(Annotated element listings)
================================

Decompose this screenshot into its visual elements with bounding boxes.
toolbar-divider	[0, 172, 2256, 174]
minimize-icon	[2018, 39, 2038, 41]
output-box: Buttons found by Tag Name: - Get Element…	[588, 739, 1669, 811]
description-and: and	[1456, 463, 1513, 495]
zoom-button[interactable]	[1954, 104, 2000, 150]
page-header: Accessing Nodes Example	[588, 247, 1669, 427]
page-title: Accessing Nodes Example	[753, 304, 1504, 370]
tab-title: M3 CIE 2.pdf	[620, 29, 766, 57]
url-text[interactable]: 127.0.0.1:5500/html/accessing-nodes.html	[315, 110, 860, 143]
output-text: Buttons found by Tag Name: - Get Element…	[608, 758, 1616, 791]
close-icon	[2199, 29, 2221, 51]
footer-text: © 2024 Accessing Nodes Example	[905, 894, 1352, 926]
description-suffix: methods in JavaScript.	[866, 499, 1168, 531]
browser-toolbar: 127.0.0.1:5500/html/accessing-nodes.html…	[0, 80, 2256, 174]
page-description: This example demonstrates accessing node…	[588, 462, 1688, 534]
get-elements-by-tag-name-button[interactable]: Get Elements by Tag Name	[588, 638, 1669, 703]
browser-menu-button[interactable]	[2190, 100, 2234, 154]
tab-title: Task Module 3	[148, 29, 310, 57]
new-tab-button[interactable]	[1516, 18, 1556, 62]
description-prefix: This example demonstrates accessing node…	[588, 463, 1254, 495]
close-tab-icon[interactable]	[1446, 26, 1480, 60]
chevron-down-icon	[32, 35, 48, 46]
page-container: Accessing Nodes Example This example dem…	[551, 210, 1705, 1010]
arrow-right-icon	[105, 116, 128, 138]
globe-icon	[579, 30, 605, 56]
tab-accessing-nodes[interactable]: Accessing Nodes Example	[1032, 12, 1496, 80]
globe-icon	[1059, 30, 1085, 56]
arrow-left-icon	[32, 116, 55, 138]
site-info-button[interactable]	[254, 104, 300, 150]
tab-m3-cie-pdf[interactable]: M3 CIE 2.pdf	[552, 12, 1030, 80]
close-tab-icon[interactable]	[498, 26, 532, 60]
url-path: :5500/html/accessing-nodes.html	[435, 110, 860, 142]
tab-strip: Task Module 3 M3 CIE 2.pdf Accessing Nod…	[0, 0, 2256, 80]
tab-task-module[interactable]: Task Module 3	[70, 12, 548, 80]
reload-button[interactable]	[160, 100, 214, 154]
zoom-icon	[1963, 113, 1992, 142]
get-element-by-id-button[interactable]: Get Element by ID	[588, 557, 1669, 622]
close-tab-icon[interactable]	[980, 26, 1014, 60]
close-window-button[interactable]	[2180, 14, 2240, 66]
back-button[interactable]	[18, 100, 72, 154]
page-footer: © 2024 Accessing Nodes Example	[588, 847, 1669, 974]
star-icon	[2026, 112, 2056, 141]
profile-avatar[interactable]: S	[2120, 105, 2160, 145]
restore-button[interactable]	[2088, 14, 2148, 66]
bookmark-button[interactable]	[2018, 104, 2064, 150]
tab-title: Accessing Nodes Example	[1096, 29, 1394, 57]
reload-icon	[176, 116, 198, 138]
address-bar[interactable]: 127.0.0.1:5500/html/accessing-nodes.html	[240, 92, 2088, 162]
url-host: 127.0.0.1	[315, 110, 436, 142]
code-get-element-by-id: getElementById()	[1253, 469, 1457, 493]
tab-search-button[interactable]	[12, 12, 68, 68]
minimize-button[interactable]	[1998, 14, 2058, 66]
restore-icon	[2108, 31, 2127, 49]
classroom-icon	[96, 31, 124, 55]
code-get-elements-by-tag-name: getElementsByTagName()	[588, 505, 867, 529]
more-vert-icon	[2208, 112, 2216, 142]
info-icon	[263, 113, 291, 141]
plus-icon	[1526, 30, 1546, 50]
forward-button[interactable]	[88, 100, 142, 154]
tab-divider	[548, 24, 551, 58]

================================

▶ TASK
Retype every line of the items above with no changes.

▶ FINAL RESULT
Decompose this screenshot into its visual elements with bounding boxes.
toolbar-divider	[0, 172, 2256, 174]
minimize-icon	[2018, 39, 2038, 41]
output-box: Buttons found by Tag Name: - Get Element…	[588, 739, 1669, 811]
description-and: and	[1456, 463, 1513, 495]
zoom-button[interactable]	[1954, 104, 2000, 150]
page-header: Accessing Nodes Example	[588, 247, 1669, 427]
page-title: Accessing Nodes Example	[753, 304, 1504, 370]
tab-title: M3 CIE 2.pdf	[620, 29, 766, 57]
url-text[interactable]: 127.0.0.1:5500/html/accessing-nodes.html	[315, 110, 860, 143]
output-text: Buttons found by Tag Name: - Get Element…	[608, 758, 1616, 791]
close-icon	[2199, 29, 2221, 51]
footer-text: © 2024 Accessing Nodes Example	[905, 894, 1352, 926]
description-suffix: methods in JavaScript.	[866, 499, 1168, 531]
browser-toolbar: 127.0.0.1:5500/html/accessing-nodes.html…	[0, 80, 2256, 174]
page-description: This example demonstrates accessing node…	[588, 462, 1688, 534]
get-elements-by-tag-name-button[interactable]: Get Elements by Tag Name	[588, 638, 1669, 703]
browser-menu-button[interactable]	[2190, 100, 2234, 154]
tab-title: Task Module 3	[148, 29, 310, 57]
new-tab-button[interactable]	[1516, 18, 1556, 62]
description-prefix: This example demonstrates accessing node…	[588, 463, 1254, 495]
close-tab-icon[interactable]	[1446, 26, 1480, 60]
chevron-down-icon	[32, 35, 48, 46]
page-container: Accessing Nodes Example This example dem…	[551, 210, 1705, 1010]
arrow-right-icon	[105, 116, 128, 138]
globe-icon	[579, 30, 605, 56]
tab-accessing-nodes[interactable]: Accessing Nodes Example	[1032, 12, 1496, 80]
globe-icon	[1059, 30, 1085, 56]
arrow-left-icon	[32, 116, 55, 138]
site-info-button[interactable]	[254, 104, 300, 150]
tab-m3-cie-pdf[interactable]: M3 CIE 2.pdf	[552, 12, 1030, 80]
close-tab-icon[interactable]	[498, 26, 532, 60]
url-path: :5500/html/accessing-nodes.html	[435, 110, 860, 142]
tab-strip: Task Module 3 M3 CIE 2.pdf Accessing Nod…	[0, 0, 2256, 80]
tab-task-module[interactable]: Task Module 3	[70, 12, 548, 80]
reload-button[interactable]	[160, 100, 214, 154]
zoom-icon	[1963, 113, 1992, 142]
get-element-by-id-button[interactable]: Get Element by ID	[588, 557, 1669, 622]
close-tab-icon[interactable]	[980, 26, 1014, 60]
close-window-button[interactable]	[2180, 14, 2240, 66]
back-button[interactable]	[18, 100, 72, 154]
page-footer: © 2024 Accessing Nodes Example	[588, 847, 1669, 974]
star-icon	[2026, 112, 2056, 141]
profile-avatar[interactable]: S	[2120, 105, 2160, 145]
restore-button[interactable]	[2088, 14, 2148, 66]
bookmark-button[interactable]	[2018, 104, 2064, 150]
tab-title: Accessing Nodes Example	[1096, 29, 1394, 57]
reload-icon	[176, 116, 198, 138]
address-bar[interactable]: 127.0.0.1:5500/html/accessing-nodes.html	[240, 92, 2088, 162]
url-host: 127.0.0.1	[315, 110, 436, 142]
code-get-element-by-id: getElementById()	[1253, 469, 1457, 493]
tab-search-button[interactable]	[12, 12, 68, 68]
minimize-button[interactable]	[1998, 14, 2058, 66]
restore-icon	[2108, 31, 2127, 49]
classroom-icon	[96, 31, 124, 55]
code-get-elements-by-tag-name: getElementsByTagName()	[588, 505, 867, 529]
more-vert-icon	[2208, 112, 2216, 142]
info-icon	[263, 113, 291, 141]
plus-icon	[1526, 30, 1546, 50]
forward-button[interactable]	[88, 100, 142, 154]
tab-divider	[548, 24, 551, 58]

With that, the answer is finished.